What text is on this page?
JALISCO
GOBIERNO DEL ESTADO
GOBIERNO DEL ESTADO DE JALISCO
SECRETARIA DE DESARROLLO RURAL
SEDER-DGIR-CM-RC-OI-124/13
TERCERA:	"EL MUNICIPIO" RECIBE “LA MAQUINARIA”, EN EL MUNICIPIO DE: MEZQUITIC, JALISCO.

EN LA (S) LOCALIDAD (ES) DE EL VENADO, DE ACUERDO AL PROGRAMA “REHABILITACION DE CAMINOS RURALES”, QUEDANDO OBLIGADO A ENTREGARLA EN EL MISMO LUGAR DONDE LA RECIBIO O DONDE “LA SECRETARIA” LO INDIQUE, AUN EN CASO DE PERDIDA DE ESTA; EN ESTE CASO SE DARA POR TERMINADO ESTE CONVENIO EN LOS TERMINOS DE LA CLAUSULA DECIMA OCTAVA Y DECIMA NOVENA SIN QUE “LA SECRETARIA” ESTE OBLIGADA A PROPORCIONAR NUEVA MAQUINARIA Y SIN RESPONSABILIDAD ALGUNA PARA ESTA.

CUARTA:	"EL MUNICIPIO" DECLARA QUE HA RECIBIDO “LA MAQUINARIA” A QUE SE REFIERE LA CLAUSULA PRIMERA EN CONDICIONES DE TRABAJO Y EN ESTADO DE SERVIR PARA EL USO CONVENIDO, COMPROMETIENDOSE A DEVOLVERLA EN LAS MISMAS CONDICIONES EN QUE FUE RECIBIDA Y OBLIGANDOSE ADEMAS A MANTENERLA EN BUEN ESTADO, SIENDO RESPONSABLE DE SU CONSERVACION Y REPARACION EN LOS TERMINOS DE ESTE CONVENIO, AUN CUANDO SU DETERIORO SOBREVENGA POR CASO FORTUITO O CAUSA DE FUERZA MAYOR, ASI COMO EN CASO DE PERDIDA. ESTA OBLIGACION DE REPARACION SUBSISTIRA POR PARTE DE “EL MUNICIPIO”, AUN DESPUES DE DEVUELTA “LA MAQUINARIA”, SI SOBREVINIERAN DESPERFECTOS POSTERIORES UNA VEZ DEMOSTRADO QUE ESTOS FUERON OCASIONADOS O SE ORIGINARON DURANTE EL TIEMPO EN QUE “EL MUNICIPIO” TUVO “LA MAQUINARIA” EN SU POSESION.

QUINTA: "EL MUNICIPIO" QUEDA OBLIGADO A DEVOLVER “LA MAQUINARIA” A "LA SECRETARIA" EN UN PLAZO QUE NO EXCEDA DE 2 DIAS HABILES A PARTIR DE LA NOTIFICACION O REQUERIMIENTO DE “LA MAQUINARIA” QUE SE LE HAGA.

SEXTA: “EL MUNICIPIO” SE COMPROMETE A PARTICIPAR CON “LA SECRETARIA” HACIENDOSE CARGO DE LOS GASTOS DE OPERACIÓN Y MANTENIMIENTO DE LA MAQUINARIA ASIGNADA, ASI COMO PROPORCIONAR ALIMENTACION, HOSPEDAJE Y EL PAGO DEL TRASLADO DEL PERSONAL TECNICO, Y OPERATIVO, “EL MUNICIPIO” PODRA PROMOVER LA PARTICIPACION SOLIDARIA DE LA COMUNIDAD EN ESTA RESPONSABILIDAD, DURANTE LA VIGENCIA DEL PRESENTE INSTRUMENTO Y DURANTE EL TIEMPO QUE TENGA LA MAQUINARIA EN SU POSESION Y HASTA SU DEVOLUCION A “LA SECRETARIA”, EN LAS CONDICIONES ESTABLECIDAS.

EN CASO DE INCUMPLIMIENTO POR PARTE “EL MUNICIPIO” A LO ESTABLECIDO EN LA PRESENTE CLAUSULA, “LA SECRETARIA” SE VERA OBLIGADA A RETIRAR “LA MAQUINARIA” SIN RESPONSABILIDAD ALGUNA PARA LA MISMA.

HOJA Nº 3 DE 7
_ _ _ _
● **Brief**
Go through the listing above and report how many of its lines contain the word "PRESENTE", with only the number as output.

● **Task solution**
2